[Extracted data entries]
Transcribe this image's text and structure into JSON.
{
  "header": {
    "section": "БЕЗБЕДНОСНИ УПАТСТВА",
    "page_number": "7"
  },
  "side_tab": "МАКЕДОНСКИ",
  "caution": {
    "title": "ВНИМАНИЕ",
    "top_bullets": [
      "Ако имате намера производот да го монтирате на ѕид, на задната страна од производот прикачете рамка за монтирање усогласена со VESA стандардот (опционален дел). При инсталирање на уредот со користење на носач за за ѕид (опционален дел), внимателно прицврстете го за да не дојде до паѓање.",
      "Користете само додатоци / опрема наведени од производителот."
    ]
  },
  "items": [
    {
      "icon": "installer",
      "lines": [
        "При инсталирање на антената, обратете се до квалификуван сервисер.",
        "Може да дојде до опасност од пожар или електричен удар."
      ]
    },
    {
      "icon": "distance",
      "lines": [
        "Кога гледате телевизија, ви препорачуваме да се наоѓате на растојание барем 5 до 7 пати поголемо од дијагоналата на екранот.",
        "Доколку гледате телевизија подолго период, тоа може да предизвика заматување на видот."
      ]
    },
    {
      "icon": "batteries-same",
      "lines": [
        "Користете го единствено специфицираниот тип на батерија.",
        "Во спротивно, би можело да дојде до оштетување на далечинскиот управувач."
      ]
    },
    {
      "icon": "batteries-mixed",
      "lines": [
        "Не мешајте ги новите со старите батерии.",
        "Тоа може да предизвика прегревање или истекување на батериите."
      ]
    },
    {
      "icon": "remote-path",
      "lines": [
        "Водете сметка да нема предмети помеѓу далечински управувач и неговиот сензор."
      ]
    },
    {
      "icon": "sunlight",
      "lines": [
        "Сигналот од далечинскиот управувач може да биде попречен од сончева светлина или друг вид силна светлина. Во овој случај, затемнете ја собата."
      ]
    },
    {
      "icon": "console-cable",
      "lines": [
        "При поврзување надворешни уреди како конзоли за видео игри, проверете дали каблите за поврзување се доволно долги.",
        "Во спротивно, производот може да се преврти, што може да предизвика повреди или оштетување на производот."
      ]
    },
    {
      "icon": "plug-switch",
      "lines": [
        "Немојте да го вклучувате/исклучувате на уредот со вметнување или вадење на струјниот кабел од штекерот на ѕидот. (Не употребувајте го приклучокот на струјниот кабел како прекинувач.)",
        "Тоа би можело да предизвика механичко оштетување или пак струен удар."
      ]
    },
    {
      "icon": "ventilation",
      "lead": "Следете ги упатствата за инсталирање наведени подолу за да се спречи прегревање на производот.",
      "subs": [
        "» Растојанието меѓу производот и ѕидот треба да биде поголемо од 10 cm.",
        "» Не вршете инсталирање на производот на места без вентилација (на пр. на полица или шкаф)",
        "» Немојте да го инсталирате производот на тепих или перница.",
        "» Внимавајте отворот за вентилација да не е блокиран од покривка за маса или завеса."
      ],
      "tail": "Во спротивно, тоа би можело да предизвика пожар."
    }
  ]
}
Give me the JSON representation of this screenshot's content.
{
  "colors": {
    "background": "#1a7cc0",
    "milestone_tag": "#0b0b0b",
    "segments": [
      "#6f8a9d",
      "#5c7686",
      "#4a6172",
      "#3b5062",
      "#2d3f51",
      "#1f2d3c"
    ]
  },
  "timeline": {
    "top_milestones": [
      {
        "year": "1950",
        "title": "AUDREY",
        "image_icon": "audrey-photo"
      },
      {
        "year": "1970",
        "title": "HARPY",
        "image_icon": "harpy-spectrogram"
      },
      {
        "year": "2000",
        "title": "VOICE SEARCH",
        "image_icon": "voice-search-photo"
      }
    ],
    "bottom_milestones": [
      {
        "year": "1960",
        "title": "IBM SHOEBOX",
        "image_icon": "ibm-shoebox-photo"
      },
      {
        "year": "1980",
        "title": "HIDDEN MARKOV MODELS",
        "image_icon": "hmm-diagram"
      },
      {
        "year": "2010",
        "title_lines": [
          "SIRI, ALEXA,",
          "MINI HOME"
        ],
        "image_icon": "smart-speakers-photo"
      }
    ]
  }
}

AIM OF THE TASK
Output all of the material, please, exactly as it stands.

ANSWER FOR THE TASK
Transcribe this image's text and structure into JSON.
{
  "header": {
    "section": "БЕЗБЕДНОСНИ УПАТСТВА",
    "page_number": "7"
  },
  "side_tab": "МАКЕДОНСКИ",
  "caution": {
    "title": "ВНИМАНИЕ",
    "top_bullets": [
      "Ако имате намера производот да го монтирате на ѕид, на задната страна од производот прикачете рамка за монтирање усогласена со VESA стандардот (опционален дел). При инсталирање на уредот со користење на носач за за ѕид (опционален дел), внимателно прицврстете го за да не дојде до паѓање.",
      "Користете само додатоци / опрема наведени од производителот."
    ]
  },
  "items": [
    {
      "icon": "installer",
      "lines": [
        "При инсталирање на антената, обратете се до квалификуван сервисер.",
        "Може да дојде до опасност од пожар или електричен удар."
      ]
    },
    {
      "icon": "distance",
      "lines": [
        "Кога гледате телевизија, ви препорачуваме да се наоѓате на растојание барем 5 до 7 пати поголемо од дијагоналата на екранот.",
        "Доколку гледате телевизија подолго период, тоа може да предизвика заматување на видот."
      ]
    },
    {
      "icon": "batteries-same",
      "lines": [
        "Користете го единствено специфицираниот тип на батерија.",
        "Во спротивно, би можело да дојде до оштетување на далечинскиот управувач."
      ]
    },
    {
      "icon": "batteries-mixed",
      "lines": [
        "Не мешајте ги новите со старите батерии.",
        "Тоа може да предизвика прегревање или истекување на батериите."
      ]
    },
    {
      "icon": "remote-path",
      "lines": [
        "Водете сметка да нема предмети помеѓу далечински управувач и неговиот сензор."
      ]
    },
    {
      "icon": "sunlight",
      "lines": [
        "Сигналот од далечинскиот управувач може да биде попречен од сончева светлина или друг вид силна светлина. Во овој случај, затемнете ја собата."
      ]
    },
    {
      "icon": "console-cable",
      "lines": [
        "При поврзување надворешни уреди како конзоли за видео игри, проверете дали каблите за поврзување се доволно долги.",
        "Во спротивно, производот може да се преврти, што може да предизвика повреди или оштетување на производот."
      ]
    },
    {
      "icon": "plug-switch",
      "lines": [
        "Немојте да го вклучувате/исклучувате на уредот со вметнување или вадење на струјниот кабел од штекерот на ѕидот. (Не употребувајте го приклучокот на струјниот кабел како прекинувач.)",
        "Тоа би можело да предизвика механичко оштетување или пак струен удар."
      ]
    },
    {
      "icon": "ventilation",
      "lead": "Следете ги упатствата за инсталирање наведени подолу за да се спречи прегревање на производот.",
      "subs": [
        "» Растојанието меѓу производот и ѕидот треба да биде поголемо од 10 cm.",
        "» Не вршете инсталирање на производот на места без вентилација (на пр. на полица или шкаф)",
        "» Немојте да го инсталирате производот на тепих или перница.",
        "» Внимавајте отворот за вентилација да не е блокиран од покривка за маса или завеса."
      ],
      "tail": "Во спротивно, тоа би можело да предизвика пожар."
    }
  ]
}
Give me the JSON representation of this screenshot's content.
{
  "colors": {
    "background": "#1a7cc0",
    "milestone_tag": "#0b0b0b",
    "segments": [
      "#6f8a9d",
      "#5c7686",
      "#4a6172",
      "#3b5062",
      "#2d3f51",
      "#1f2d3c"
    ]
  },
  "timeline": {
    "top_milestones": [
      {
        "year": "1950",
        "title": "AUDREY",
        "image_icon": "audrey-photo"
      },
      {
        "year": "1970",
        "title": "HARPY",
        "image_icon": "harpy-spectrogram"
      },
      {
        "year": "2000",
        "title": "VOICE SEARCH",
        "image_icon": "voice-search-photo"
      }
    ],
    "bottom_milestones": [
      {
        "year": "1960",
        "title": "IBM SHOEBOX",
        "image_icon": "ibm-shoebox-photo"
      },
      {
        "year": "1980",
        "title": "HIDDEN MARKOV MODELS",
        "image_icon": "hmm-diagram"
      },
      {
        "year": "2010",
        "title_lines": [
          "SIRI, ALEXA,",
          "MINI HOME"
        ],
        "image_icon": "smart-speakers-photo"
      }
    ]
  }
}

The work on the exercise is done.